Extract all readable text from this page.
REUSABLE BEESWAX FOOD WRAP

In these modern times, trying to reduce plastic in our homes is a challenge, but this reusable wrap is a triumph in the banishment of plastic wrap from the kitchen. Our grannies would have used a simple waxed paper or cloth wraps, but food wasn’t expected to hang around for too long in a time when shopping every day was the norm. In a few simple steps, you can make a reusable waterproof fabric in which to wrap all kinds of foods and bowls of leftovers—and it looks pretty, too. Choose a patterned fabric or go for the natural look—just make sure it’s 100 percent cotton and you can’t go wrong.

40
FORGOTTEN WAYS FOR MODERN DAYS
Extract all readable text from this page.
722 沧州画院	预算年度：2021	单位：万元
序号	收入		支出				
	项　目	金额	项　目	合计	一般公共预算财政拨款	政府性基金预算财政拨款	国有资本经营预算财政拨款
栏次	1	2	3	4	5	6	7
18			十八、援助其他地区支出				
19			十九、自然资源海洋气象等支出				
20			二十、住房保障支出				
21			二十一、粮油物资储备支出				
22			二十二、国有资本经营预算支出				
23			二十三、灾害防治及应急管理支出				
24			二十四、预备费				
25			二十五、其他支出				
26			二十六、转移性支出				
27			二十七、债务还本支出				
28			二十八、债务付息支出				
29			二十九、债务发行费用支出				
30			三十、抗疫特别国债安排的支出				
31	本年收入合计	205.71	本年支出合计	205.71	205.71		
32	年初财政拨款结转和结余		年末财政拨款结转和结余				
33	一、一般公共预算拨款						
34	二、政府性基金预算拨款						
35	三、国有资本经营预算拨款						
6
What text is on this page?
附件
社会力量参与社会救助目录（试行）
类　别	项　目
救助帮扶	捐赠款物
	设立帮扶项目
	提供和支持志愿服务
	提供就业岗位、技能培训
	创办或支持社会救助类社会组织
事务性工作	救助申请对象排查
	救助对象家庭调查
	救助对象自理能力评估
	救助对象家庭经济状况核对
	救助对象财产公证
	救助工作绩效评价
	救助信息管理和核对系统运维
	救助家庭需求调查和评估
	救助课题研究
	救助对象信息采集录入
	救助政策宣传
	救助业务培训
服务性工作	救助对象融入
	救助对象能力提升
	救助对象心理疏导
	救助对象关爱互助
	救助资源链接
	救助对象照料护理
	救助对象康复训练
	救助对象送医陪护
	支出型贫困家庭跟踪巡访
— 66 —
-------------------------
Required task: Return every line from the one holding "What text is on this page?" through the end of the data, exactly as it appears, with both ends kept and nothing else.

Answer to this problem:
What text is on this page?
附件
社会力量参与社会救助目录（试行）
类　别	项　目
救助帮扶	捐赠款物
	设立帮扶项目
	提供和支持志愿服务
	提供就业岗位、技能培训
	创办或支持社会救助类社会组织
事务性工作	救助申请对象排查
	救助对象家庭调查
	救助对象自理能力评估
	救助对象家庭经济状况核对
	救助对象财产公证
	救助工作绩效评价
	救助信息管理和核对系统运维
	救助家庭需求调查和评估
	救助课题研究
	救助对象信息采集录入
	救助政策宣传
	救助业务培训
服务性工作	救助对象融入
	救助对象能力提升
	救助对象心理疏导
	救助对象关爱互助
	救助资源链接
	救助对象照料护理
	救助对象康复训练
	救助对象送医陪护
	支出型贫困家庭跟踪巡访
— 66 —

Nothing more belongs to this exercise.